Count the lines that hold the string "TOTAL". Reply with the number alone.
»»
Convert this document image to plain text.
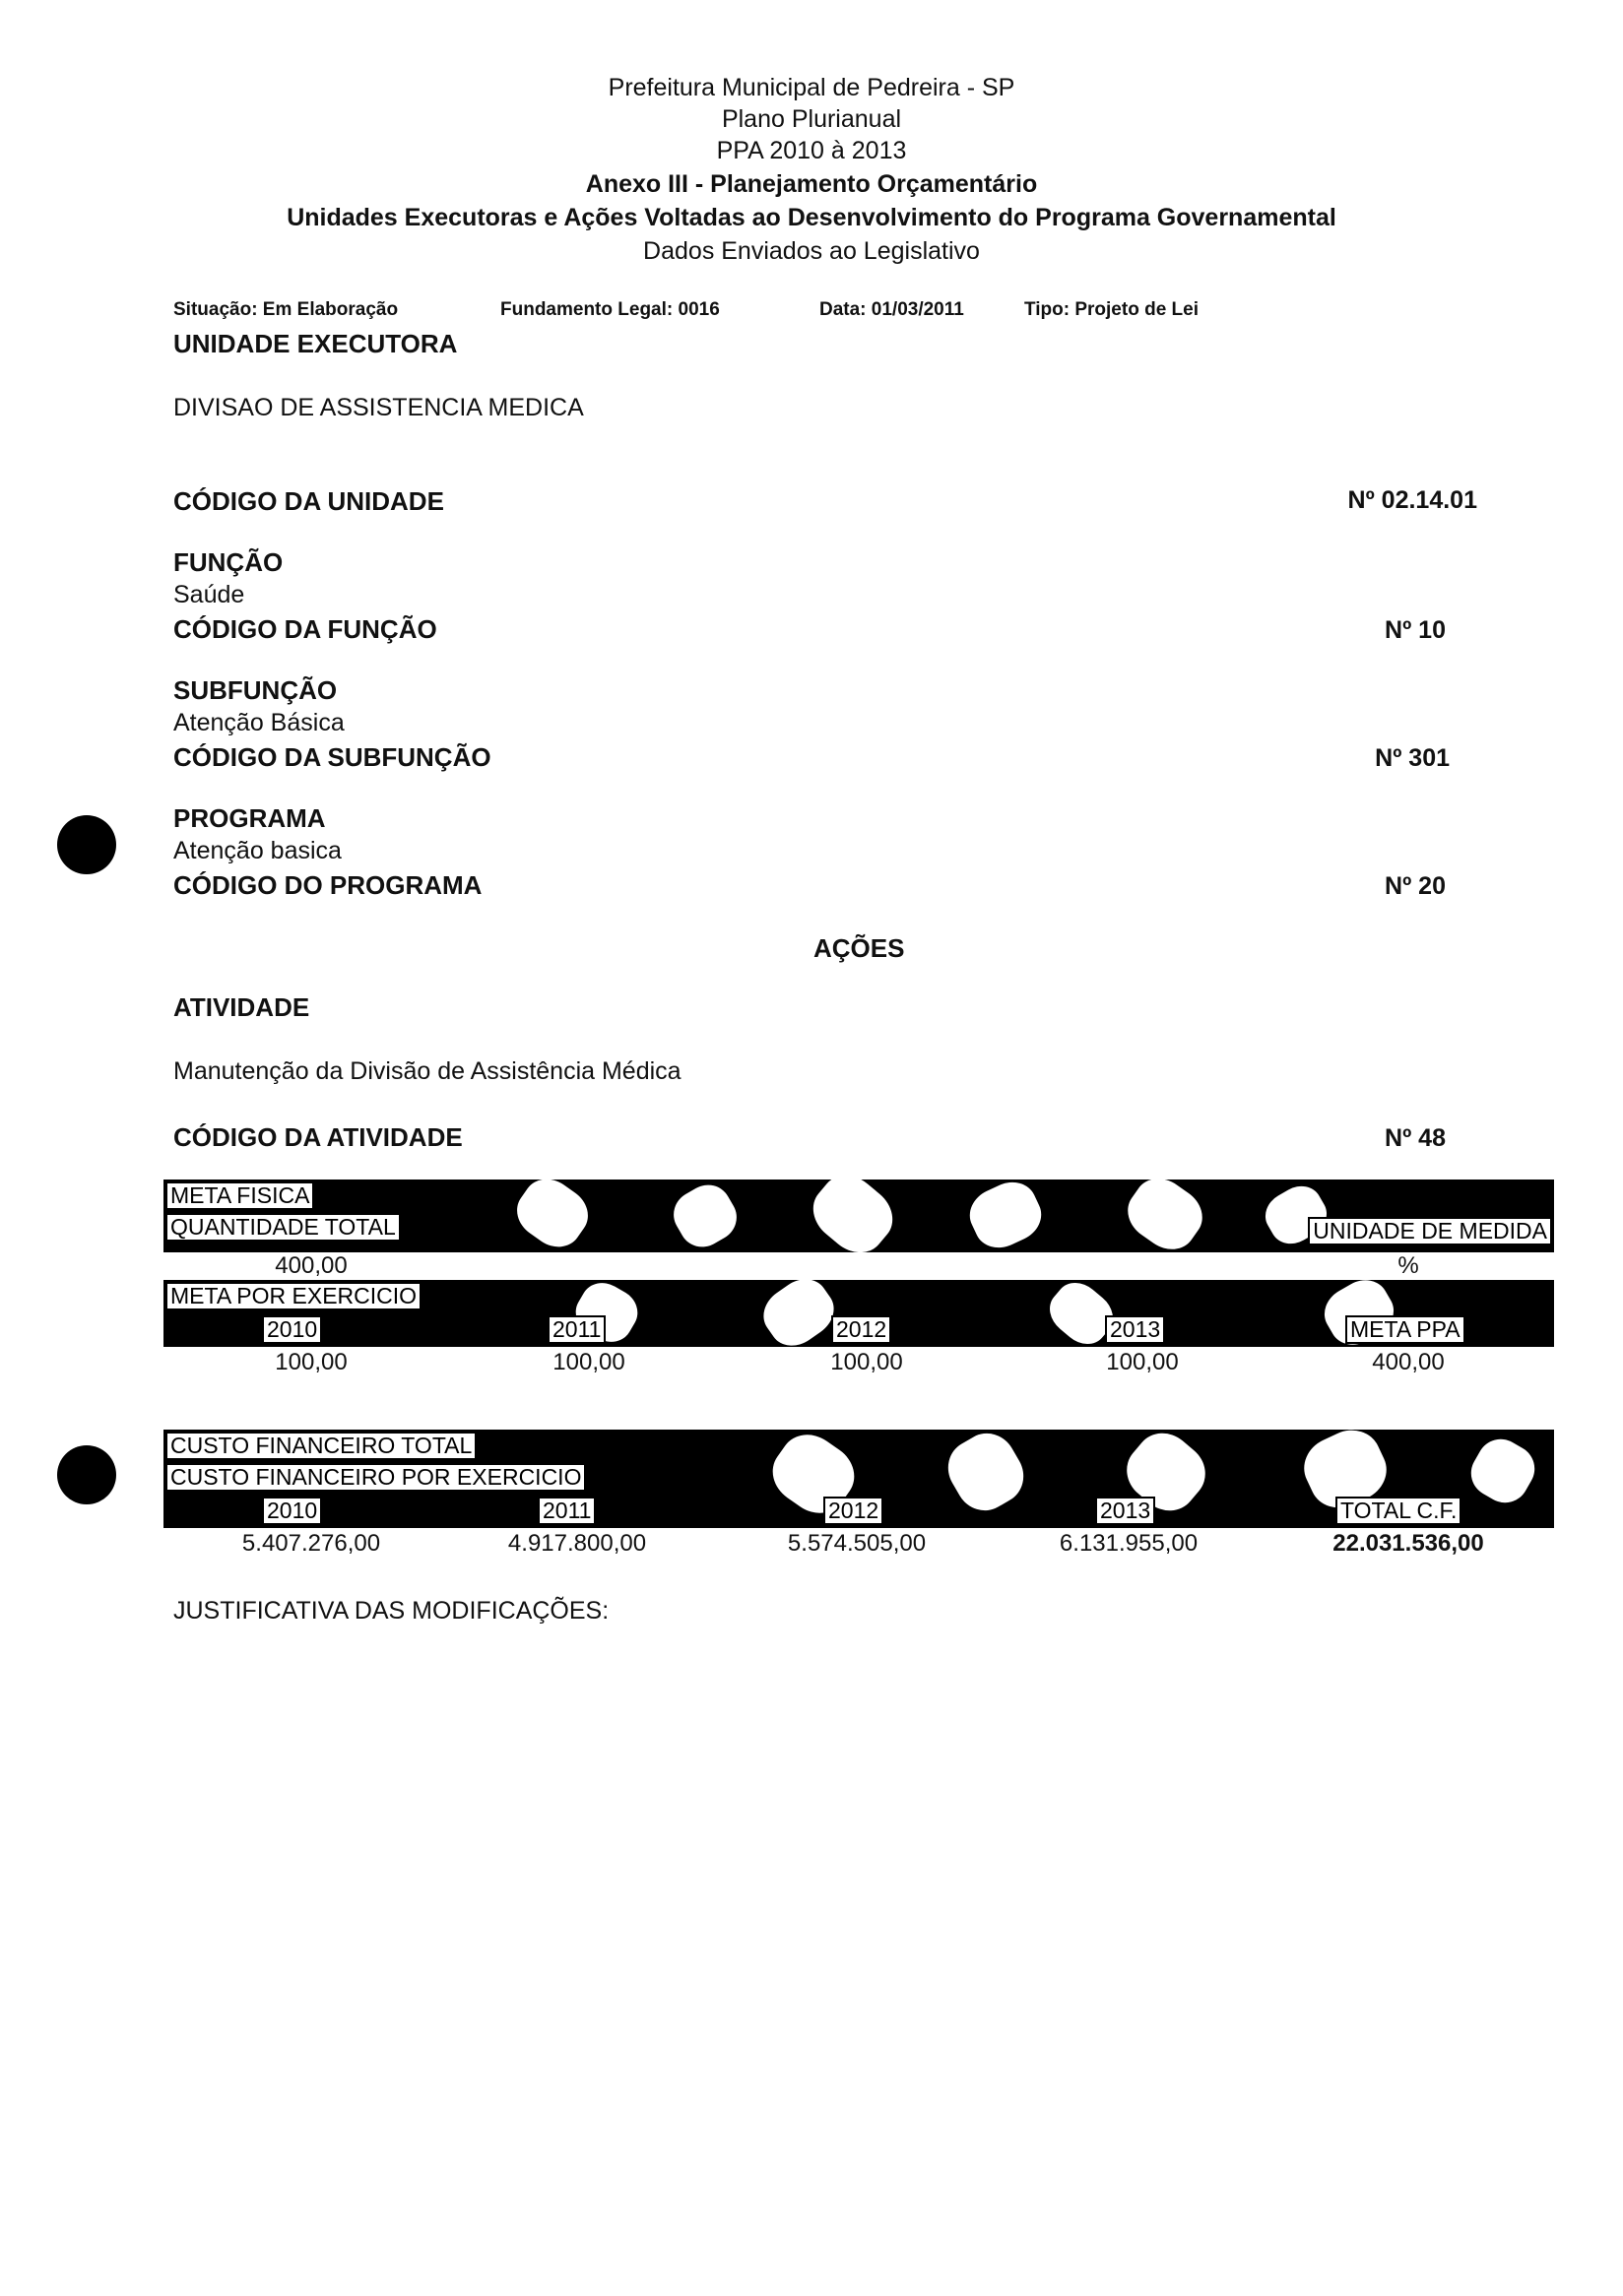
Prefeitura Municipal de Pedreira - SP
Plano Plurianual
PPA 2010 à 2013
Anexo III - Planejamento Orçamentário
Unidades Executoras e Ações Voltadas ao Desenvolvimento do Programa Governamental
Dados Enviados ao Legislativo
Situação: Em Elaboração	Fundamento Legal: 0016	Data: 01/03/2011	Tipo: Projeto de Lei
UNIDADE EXECUTORA
DIVISAO DE ASSISTENCIA MEDICA
CÓDIGO DA UNIDADE	Nº 02.14.01
FUNÇÃO
Saúde
CÓDIGO DA FUNÇÃO	Nº 10
SUBFUNÇÃO
Atenção Básica
CÓDIGO DA SUBFUNÇÃO	Nº 301
PROGRAMA
Atenção basica
CÓDIGO DO PROGRAMA	Nº 20
AÇÕES
ATIVIDADE
Manutenção da Divisão de Assistência Médica
CÓDIGO DA ATIVIDADE	Nº 48
META FISICA
QUANTIDADE TOTAL	UNIDADE DE MEDIDA
400,00	%
META POR EXERCICIO
2010	2011	2012	2013	META PPA
100,00	100,00	100,00	100,00	400,00
CUSTO FINANCEIRO TOTAL
CUSTO FINANCEIRO POR EXERCICIO
2010	2011	2012	2013	TOTAL C.F.
5.407.276,00	4.917.800,00	5.574.505,00	6.131.955,00	22.031.536,00
JUSTIFICATIVA DAS MODIFICAÇÕES:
««
ANSWER TO THIS TASK: 3